Write out each line exactly as given. Leave the pictures out of your copy.

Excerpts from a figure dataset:
#####

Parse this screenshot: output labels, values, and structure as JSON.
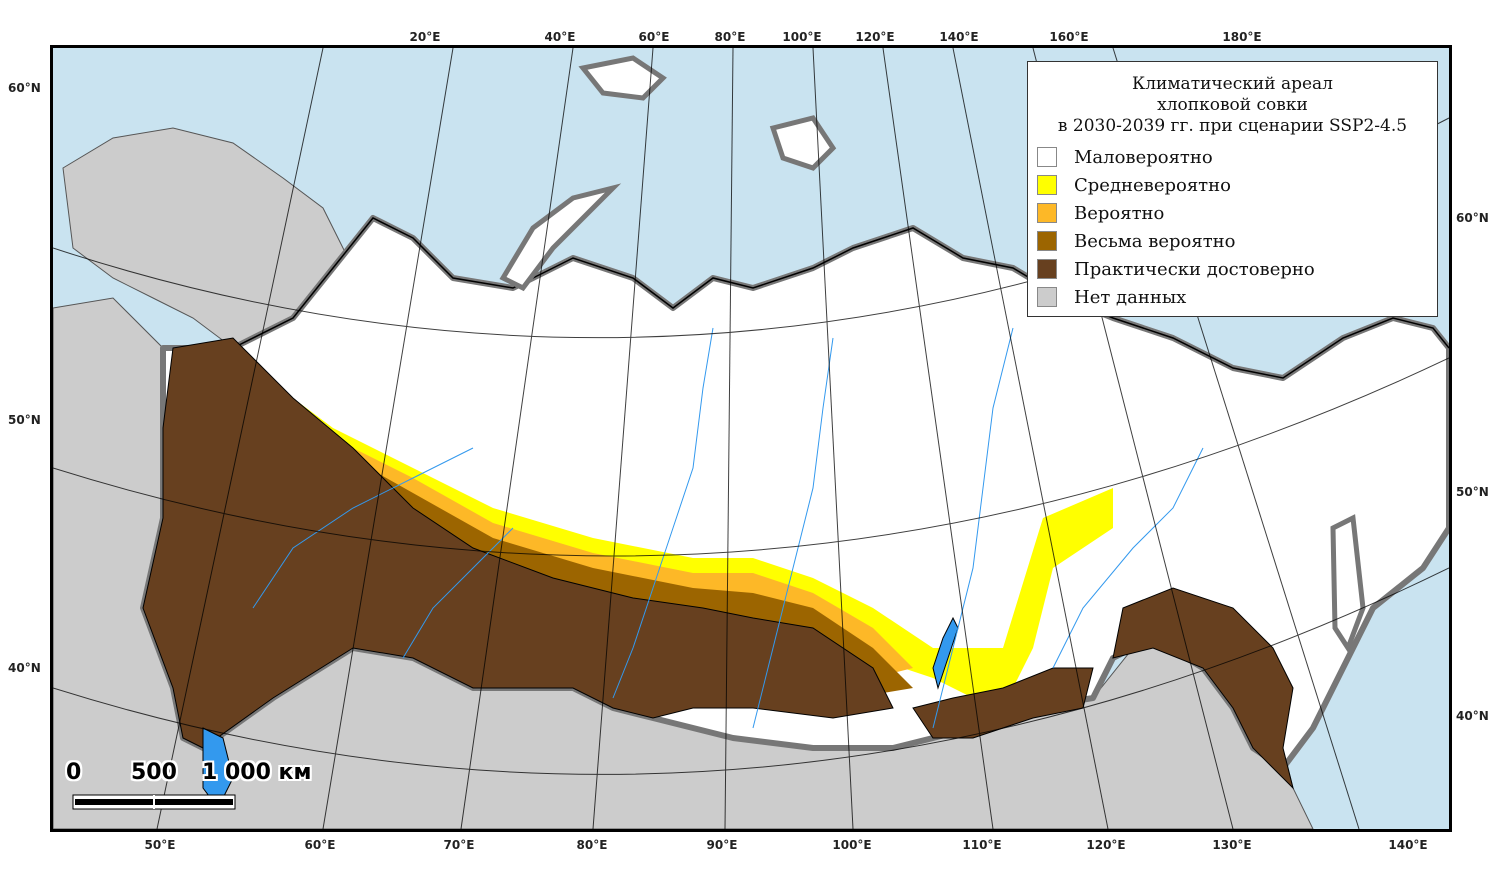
{
  "map": {
    "title_lines": [
      "Климатический ареал",
      "хлопковой совки",
      "в 2030-2039 гг. при сценарии SSP2-4.5"
    ],
    "legend": [
      {
        "label": "Маловероятно",
        "color": "#ffffff"
      },
      {
        "label": "Средневероятно",
        "color": "#ffff00"
      },
      {
        "label": "Вероятно",
        "color": "#fdb827"
      },
      {
        "label": "Весьма вероятно",
        "color": "#9c6500"
      },
      {
        "label": "Практически достоверно",
        "color": "#67401f"
      },
      {
        "label": "Нет данных",
        "color": "#cccccc"
      }
    ],
    "colors": {
      "water": "#c9e3f0",
      "land_outside": "#cccccc",
      "rivers": "#3399ee",
      "borders": "#000000",
      "coast_halo": "#888888"
    },
    "longitude_top": [
      "20°E",
      "40°E",
      "60°E",
      "80°E",
      "100°E",
      "120°E",
      "140°E",
      "160°E",
      "180°E"
    ],
    "longitude_bottom": [
      "50°E",
      "60°E",
      "70°E",
      "80°E",
      "90°E",
      "100°E",
      "110°E",
      "120°E",
      "130°E",
      "140°E"
    ],
    "latitude_left": [
      "60°N",
      "50°N",
      "40°N"
    ],
    "latitude_right": [
      "60°N",
      "50°N",
      "40°N"
    ],
    "scale": {
      "zero": "0",
      "mid": "500",
      "end": "1 000 км"
    }
  }
}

#####

### Result of this task
Parse this screenshot: output labels, values, and structure as JSON.
{
  "map": {
    "title_lines": [
      "Климатический ареал",
      "хлопковой совки",
      "в 2030-2039 гг. при сценарии SSP2-4.5"
    ],
    "legend": [
      {
        "label": "Маловероятно",
        "color": "#ffffff"
      },
      {
        "label": "Средневероятно",
        "color": "#ffff00"
      },
      {
        "label": "Вероятно",
        "color": "#fdb827"
      },
      {
        "label": "Весьма вероятно",
        "color": "#9c6500"
      },
      {
        "label": "Практически достоверно",
        "color": "#67401f"
      },
      {
        "label": "Нет данных",
        "color": "#cccccc"
      }
    ],
    "colors": {
      "water": "#c9e3f0",
      "land_outside": "#cccccc",
      "rivers": "#3399ee",
      "borders": "#000000",
      "coast_halo": "#888888"
    },
    "longitude_top": [
      "20°E",
      "40°E",
      "60°E",
      "80°E",
      "100°E",
      "120°E",
      "140°E",
      "160°E",
      "180°E"
    ],
    "longitude_bottom": [
      "50°E",
      "60°E",
      "70°E",
      "80°E",
      "90°E",
      "100°E",
      "110°E",
      "120°E",
      "130°E",
      "140°E"
    ],
    "latitude_left": [
      "60°N",
      "50°N",
      "40°N"
    ],
    "latitude_right": [
      "60°N",
      "50°N",
      "40°N"
    ],
    "scale": {
      "zero": "0",
      "mid": "500",
      "end": "1 000 км"
    }
  }
}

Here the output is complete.